[To be done] Retype the material in full, keeping every word the same.

* start Records provided *

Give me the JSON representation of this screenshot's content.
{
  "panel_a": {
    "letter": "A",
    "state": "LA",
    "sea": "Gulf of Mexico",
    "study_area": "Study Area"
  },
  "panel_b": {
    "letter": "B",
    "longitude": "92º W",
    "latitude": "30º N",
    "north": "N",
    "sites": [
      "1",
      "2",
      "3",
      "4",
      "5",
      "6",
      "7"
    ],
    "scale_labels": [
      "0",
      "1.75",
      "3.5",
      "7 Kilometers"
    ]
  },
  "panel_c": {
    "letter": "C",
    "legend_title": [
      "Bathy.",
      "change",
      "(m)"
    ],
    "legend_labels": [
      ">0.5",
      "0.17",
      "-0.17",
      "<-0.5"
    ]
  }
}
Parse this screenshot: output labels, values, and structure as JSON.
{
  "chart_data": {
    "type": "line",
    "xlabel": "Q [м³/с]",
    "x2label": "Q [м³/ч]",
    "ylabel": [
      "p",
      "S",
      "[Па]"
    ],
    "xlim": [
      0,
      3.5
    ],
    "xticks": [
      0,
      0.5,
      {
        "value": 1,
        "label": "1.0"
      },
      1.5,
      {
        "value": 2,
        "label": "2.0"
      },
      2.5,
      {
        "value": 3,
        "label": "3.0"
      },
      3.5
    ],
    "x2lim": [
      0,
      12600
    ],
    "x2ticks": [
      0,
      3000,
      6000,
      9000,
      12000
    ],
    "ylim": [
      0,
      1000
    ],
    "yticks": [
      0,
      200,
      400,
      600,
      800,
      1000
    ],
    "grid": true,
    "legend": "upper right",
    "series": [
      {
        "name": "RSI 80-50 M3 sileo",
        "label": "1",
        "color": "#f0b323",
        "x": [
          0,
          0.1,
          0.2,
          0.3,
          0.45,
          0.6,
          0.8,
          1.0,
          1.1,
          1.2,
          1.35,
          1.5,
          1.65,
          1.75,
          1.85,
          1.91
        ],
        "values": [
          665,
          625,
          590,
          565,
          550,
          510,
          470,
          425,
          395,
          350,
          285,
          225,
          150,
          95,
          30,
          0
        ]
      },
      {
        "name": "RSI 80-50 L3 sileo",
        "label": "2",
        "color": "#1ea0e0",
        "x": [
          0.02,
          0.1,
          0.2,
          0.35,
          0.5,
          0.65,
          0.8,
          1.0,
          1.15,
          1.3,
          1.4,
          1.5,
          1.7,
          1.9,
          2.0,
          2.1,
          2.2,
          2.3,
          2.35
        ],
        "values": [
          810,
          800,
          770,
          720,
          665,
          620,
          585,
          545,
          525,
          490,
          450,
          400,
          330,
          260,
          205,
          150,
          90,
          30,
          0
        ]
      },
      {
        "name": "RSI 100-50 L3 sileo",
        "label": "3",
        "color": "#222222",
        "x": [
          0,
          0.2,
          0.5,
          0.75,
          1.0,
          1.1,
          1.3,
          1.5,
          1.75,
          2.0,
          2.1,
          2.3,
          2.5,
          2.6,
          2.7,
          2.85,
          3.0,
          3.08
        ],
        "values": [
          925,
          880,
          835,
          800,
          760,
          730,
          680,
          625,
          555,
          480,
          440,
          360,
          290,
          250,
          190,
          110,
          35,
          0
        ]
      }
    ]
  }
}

* end Records provided *

[Completed exercise]
Give me the JSON representation of this screenshot's content.
{
  "panel_a": {
    "letter": "A",
    "state": "LA",
    "sea": "Gulf of Mexico",
    "study_area": "Study Area"
  },
  "panel_b": {
    "letter": "B",
    "longitude": "92º W",
    "latitude": "30º N",
    "north": "N",
    "sites": [
      "1",
      "2",
      "3",
      "4",
      "5",
      "6",
      "7"
    ],
    "scale_labels": [
      "0",
      "1.75",
      "3.5",
      "7 Kilometers"
    ]
  },
  "panel_c": {
    "letter": "C",
    "legend_title": [
      "Bathy.",
      "change",
      "(m)"
    ],
    "legend_labels": [
      ">0.5",
      "0.17",
      "-0.17",
      "<-0.5"
    ]
  }
}
Parse this screenshot: output labels, values, and structure as JSON.
{
  "chart_data": {
    "type": "line",
    "xlabel": "Q [м³/с]",
    "x2label": "Q [м³/ч]",
    "ylabel": [
      "p",
      "S",
      "[Па]"
    ],
    "xlim": [
      0,
      3.5
    ],
    "xticks": [
      0,
      0.5,
      {
        "value": 1,
        "label": "1.0"
      },
      1.5,
      {
        "value": 2,
        "label": "2.0"
      },
      2.5,
      {
        "value": 3,
        "label": "3.0"
      },
      3.5
    ],
    "x2lim": [
      0,
      12600
    ],
    "x2ticks": [
      0,
      3000,
      6000,
      9000,
      12000
    ],
    "ylim": [
      0,
      1000
    ],
    "yticks": [
      0,
      200,
      400,
      600,
      800,
      1000
    ],
    "grid": true,
    "legend": "upper right",
    "series": [
      {
        "name": "RSI 80-50 M3 sileo",
        "label": "1",
        "color": "#f0b323",
        "x": [
          0,
          0.1,
          0.2,
          0.3,
          0.45,
          0.6,
          0.8,
          1.0,
          1.1,
          1.2,
          1.35,
          1.5,
          1.65,
          1.75,
          1.85,
          1.91
        ],
        "values": [
          665,
          625,
          590,
          565,
          550,
          510,
          470,
          425,
          395,
          350,
          285,
          225,
          150,
          95,
          30,
          0
        ]
      },
      {
        "name": "RSI 80-50 L3 sileo",
        "label": "2",
        "color": "#1ea0e0",
        "x": [
          0.02,
          0.1,
          0.2,
          0.35,
          0.5,
          0.65,
          0.8,
          1.0,
          1.15,
          1.3,
          1.4,
          1.5,
          1.7,
          1.9,
          2.0,
          2.1,
          2.2,
          2.3,
          2.35
        ],
        "values": [
          810,
          800,
          770,
          720,
          665,
          620,
          585,
          545,
          525,
          490,
          450,
          400,
          330,
          260,
          205,
          150,
          90,
          30,
          0
        ]
      },
      {
        "name": "RSI 100-50 L3 sileo",
        "label": "3",
        "color": "#222222",
        "x": [
          0,
          0.2,
          0.5,
          0.75,
          1.0,
          1.1,
          1.3,
          1.5,
          1.75,
          2.0,
          2.1,
          2.3,
          2.5,
          2.6,
          2.7,
          2.85,
          3.0,
          3.08
        ],
        "values": [
          925,
          880,
          835,
          800,
          760,
          730,
          680,
          625,
          555,
          480,
          440,
          360,
          290,
          250,
          190,
          110,
          35,
          0
        ]
      }
    ]
  }
}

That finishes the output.